» The request
Count the lines below that contain the word "grid" and give only the number.

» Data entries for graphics
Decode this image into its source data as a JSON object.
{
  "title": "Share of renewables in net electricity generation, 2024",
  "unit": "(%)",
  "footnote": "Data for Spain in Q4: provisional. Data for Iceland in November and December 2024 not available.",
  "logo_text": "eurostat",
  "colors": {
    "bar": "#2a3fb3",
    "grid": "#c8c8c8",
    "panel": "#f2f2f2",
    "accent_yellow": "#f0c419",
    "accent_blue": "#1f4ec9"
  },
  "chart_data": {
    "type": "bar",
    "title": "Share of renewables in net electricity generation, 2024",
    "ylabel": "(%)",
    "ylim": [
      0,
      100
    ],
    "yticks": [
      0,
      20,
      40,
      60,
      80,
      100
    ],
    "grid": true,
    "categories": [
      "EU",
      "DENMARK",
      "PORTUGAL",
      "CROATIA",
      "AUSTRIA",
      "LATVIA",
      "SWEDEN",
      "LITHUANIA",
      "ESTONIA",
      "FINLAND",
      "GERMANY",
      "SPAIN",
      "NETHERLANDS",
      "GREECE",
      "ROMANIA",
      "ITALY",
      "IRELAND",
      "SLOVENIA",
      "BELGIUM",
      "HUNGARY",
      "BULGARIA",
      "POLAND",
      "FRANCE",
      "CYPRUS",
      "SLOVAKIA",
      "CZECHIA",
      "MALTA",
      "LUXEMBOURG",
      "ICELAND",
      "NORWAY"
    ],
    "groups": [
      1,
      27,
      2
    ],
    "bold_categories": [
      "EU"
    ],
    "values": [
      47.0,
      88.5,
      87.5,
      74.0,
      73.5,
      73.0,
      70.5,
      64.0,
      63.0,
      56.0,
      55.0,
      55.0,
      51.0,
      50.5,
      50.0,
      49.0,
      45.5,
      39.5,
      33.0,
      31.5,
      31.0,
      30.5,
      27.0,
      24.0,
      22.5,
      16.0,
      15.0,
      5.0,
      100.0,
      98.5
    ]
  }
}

...

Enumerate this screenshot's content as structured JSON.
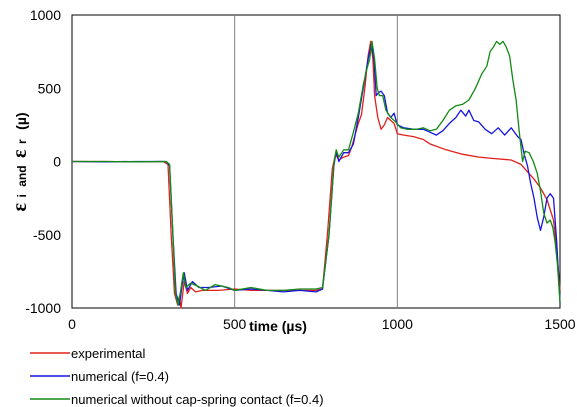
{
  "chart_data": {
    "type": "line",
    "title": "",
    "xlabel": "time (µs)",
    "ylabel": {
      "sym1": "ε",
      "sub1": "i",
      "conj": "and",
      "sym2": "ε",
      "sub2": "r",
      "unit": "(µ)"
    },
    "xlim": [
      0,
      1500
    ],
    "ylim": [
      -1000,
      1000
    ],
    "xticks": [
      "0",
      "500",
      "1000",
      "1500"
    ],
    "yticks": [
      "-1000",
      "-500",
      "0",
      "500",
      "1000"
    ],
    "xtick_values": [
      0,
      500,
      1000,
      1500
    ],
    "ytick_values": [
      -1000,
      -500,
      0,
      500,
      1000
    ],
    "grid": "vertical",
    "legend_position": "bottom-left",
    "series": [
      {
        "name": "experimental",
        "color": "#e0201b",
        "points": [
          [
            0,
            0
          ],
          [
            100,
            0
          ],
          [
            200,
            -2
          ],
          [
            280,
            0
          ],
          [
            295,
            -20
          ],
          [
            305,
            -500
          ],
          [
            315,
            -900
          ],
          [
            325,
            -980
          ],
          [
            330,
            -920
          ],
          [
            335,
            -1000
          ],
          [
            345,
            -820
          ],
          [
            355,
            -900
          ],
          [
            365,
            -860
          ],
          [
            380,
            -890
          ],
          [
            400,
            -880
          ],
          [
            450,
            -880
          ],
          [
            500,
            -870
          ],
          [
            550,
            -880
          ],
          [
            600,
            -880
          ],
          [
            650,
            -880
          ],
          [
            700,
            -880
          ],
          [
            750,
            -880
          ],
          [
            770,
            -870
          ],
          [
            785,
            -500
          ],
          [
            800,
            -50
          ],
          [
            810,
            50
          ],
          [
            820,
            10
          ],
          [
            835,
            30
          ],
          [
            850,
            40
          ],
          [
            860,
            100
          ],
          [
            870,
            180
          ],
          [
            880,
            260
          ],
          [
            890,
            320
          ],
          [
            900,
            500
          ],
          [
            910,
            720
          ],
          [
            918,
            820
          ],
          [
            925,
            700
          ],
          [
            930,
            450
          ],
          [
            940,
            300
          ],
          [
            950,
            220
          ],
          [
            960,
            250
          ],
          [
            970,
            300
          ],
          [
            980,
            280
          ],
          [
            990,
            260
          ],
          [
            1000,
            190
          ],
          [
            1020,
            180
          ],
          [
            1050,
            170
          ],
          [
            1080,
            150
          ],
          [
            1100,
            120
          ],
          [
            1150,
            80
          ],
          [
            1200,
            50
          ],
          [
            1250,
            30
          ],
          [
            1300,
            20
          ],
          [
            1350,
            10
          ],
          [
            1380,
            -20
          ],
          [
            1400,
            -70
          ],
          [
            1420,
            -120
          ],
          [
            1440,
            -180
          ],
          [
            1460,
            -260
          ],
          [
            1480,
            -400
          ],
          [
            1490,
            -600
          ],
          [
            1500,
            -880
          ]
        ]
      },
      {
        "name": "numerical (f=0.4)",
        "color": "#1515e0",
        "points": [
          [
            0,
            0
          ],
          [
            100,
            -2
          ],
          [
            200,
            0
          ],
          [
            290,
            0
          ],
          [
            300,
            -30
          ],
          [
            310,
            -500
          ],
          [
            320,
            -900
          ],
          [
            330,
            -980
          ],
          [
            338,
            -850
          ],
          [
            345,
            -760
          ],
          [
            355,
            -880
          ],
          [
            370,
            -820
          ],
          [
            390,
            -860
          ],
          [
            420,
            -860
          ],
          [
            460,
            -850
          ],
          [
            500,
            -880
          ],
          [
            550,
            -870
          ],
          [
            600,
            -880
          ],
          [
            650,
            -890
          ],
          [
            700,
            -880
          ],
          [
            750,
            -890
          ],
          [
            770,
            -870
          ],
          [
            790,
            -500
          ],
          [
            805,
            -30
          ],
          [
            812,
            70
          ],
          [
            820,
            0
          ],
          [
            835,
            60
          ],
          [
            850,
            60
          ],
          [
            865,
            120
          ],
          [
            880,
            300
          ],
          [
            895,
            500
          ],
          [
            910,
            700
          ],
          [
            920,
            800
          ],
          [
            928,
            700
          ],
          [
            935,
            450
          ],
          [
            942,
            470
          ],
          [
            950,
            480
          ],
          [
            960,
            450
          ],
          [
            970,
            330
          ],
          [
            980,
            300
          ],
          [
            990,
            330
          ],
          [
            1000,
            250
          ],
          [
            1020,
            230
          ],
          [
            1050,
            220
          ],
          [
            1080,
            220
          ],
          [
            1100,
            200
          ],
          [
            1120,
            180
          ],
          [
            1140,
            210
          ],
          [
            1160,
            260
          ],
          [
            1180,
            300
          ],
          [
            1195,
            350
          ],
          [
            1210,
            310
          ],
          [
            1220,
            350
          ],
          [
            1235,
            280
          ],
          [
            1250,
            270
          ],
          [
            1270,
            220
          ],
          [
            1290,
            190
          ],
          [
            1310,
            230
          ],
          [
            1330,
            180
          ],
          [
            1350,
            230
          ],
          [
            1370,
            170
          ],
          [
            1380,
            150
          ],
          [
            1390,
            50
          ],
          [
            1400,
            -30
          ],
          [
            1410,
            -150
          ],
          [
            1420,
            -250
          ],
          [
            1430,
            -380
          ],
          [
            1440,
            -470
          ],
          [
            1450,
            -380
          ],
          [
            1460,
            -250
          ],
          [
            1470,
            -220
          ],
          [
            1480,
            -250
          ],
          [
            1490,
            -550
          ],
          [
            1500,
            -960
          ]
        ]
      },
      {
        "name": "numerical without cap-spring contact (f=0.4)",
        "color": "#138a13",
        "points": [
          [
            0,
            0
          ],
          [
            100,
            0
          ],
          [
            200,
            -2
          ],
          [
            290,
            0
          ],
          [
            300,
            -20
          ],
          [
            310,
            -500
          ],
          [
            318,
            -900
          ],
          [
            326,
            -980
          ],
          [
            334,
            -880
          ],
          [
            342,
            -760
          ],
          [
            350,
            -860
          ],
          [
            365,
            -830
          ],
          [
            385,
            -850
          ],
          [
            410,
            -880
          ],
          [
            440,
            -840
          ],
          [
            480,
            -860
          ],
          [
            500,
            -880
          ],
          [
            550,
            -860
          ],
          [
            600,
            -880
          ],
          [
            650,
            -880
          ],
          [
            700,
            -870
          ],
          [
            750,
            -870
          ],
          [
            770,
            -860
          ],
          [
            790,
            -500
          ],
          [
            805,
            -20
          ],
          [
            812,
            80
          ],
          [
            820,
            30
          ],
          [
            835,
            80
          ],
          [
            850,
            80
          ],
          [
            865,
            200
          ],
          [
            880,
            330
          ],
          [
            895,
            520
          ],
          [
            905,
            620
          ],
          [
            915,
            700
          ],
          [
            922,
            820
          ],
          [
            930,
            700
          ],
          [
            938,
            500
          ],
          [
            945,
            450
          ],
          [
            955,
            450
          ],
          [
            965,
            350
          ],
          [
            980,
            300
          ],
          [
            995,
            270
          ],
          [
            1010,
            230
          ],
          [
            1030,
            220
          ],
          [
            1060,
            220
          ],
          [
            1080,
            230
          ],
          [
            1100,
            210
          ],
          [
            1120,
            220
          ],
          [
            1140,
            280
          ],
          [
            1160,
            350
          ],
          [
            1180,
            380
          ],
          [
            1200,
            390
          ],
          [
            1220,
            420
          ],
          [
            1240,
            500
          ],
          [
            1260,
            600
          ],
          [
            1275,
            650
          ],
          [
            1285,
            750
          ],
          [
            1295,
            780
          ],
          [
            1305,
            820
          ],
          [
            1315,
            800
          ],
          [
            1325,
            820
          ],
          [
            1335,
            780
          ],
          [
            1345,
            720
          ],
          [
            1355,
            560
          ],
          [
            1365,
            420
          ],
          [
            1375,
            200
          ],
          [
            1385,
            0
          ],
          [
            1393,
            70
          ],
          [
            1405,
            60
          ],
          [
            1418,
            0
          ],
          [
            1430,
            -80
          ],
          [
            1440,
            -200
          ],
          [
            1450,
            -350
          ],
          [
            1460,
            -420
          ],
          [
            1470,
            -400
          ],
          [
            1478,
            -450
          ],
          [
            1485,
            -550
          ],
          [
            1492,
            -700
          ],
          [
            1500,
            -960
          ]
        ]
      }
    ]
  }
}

» Correct result
3